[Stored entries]

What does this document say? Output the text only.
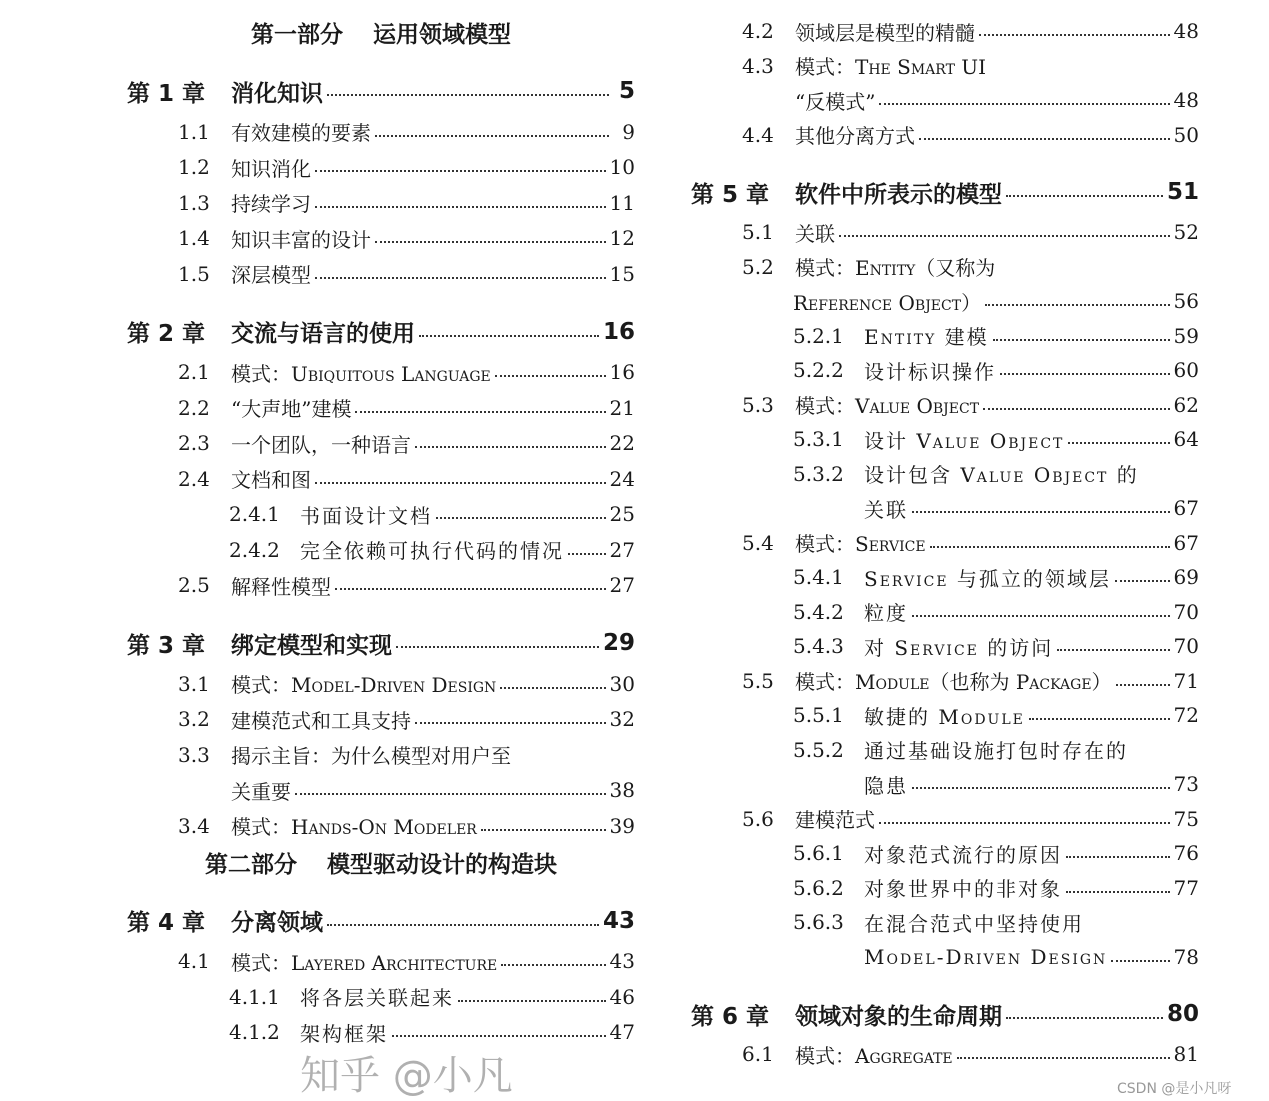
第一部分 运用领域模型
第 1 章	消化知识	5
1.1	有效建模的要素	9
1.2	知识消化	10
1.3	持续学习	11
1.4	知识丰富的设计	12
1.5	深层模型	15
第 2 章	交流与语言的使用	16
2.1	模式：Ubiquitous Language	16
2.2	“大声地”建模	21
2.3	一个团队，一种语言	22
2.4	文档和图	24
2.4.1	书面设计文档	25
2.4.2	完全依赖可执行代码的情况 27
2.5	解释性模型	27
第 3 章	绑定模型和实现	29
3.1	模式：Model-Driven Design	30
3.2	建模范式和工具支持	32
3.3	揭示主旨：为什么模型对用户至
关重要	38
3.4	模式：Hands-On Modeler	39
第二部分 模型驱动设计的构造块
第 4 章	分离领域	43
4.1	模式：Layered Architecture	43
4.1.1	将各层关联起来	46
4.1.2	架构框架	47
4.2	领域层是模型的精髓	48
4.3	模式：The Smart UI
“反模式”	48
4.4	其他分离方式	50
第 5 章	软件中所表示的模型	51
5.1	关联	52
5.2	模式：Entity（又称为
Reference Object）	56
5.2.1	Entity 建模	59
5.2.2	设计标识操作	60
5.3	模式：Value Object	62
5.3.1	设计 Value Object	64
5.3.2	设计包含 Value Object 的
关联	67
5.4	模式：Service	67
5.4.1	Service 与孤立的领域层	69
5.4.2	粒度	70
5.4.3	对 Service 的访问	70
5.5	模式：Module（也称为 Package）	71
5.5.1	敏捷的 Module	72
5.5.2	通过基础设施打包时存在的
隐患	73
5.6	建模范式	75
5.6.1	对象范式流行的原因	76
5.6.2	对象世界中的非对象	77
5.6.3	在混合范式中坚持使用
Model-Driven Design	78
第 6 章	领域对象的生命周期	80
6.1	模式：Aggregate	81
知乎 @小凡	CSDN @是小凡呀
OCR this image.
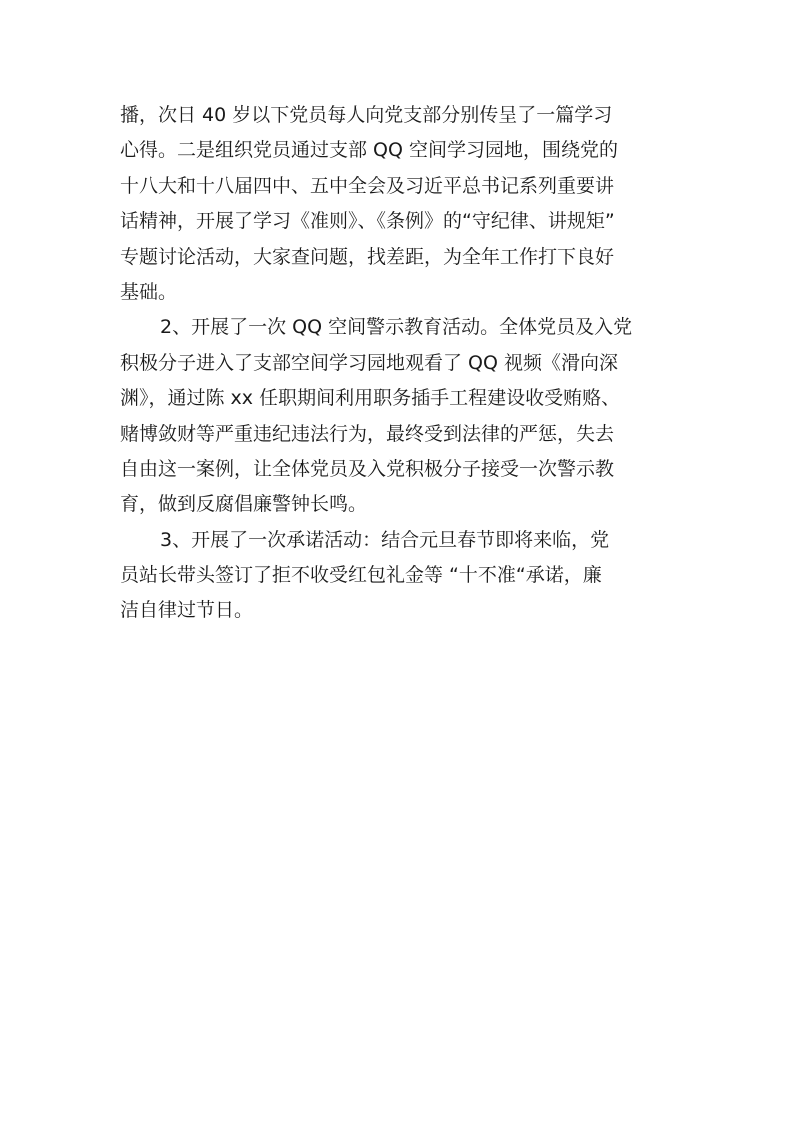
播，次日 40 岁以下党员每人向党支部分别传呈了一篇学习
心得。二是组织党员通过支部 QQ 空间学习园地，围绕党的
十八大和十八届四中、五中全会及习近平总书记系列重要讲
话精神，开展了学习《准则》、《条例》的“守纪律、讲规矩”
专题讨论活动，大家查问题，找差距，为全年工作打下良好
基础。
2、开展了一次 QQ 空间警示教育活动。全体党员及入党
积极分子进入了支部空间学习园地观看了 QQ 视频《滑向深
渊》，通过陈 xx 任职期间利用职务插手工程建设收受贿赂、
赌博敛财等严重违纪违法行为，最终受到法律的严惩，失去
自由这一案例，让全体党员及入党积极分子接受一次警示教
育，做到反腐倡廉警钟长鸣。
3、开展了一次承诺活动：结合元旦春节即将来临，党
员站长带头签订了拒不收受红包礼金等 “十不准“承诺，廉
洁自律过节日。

• **Your task**
From the records given above, reproduce all text exactly and exclude each picture.

• **Correct answer**
What does this document say? Output the text only.
第一部分 运用领域模型
第 1 章	消化知识	5
1.1	有效建模的要素	9
1.2	知识消化	10
1.3	持续学习	11
1.4	知识丰富的设计	12
1.5	深层模型	15
第 2 章	交流与语言的使用	16
2.1	模式：Ubiquitous Language	16
2.2	“大声地”建模	21
2.3	一个团队，一种语言	22
2.4	文档和图	24
2.4.1	书面设计文档	25
2.4.2	完全依赖可执行代码的情况 27
2.5	解释性模型	27
第 3 章	绑定模型和实现	29
3.1	模式：Model-Driven Design	30
3.2	建模范式和工具支持	32
3.3	揭示主旨：为什么模型对用户至
关重要	38
3.4	模式：Hands-On Modeler	39
第二部分 模型驱动设计的构造块
第 4 章	分离领域	43
4.1	模式：Layered Architecture	43
4.1.1	将各层关联起来	46
4.1.2	架构框架	47
4.2	领域层是模型的精髓	48
4.3	模式：The Smart UI
“反模式”	48
4.4	其他分离方式	50
第 5 章	软件中所表示的模型	51
5.1	关联	52
5.2	模式：Entity（又称为
Reference Object）	56
5.2.1	Entity 建模	59
5.2.2	设计标识操作	60
5.3	模式：Value Object	62
5.3.1	设计 Value Object	64
5.3.2	设计包含 Value Object 的
关联	67
5.4	模式：Service	67
5.4.1	Service 与孤立的领域层	69
5.4.2	粒度	70
5.4.3	对 Service 的访问	70
5.5	模式：Module（也称为 Package）	71
5.5.1	敏捷的 Module	72
5.5.2	通过基础设施打包时存在的
隐患	73
5.6	建模范式	75
5.6.1	对象范式流行的原因	76
5.6.2	对象世界中的非对象	77
5.6.3	在混合范式中坚持使用
Model-Driven Design	78
第 6 章	领域对象的生命周期	80
6.1	模式：Aggregate	81
知乎 @小凡	CSDN @是小凡呀
OCR this image.
播，次日 40 岁以下党员每人向党支部分别传呈了一篇学习
心得。二是组织党员通过支部 QQ 空间学习园地，围绕党的
十八大和十八届四中、五中全会及习近平总书记系列重要讲
话精神，开展了学习《准则》、《条例》的“守纪律、讲规矩”
专题讨论活动，大家查问题，找差距，为全年工作打下良好
基础。
2、开展了一次 QQ 空间警示教育活动。全体党员及入党
积极分子进入了支部空间学习园地观看了 QQ 视频《滑向深
渊》，通过陈 xx 任职期间利用职务插手工程建设收受贿赂、
赌博敛财等严重违纪违法行为，最终受到法律的严惩，失去
自由这一案例，让全体党员及入党积极分子接受一次警示教
育，做到反腐倡廉警钟长鸣。
3、开展了一次承诺活动：结合元旦春节即将来临，党
员站长带头签订了拒不收受红包礼金等 “十不准“承诺，廉
洁自律过节日。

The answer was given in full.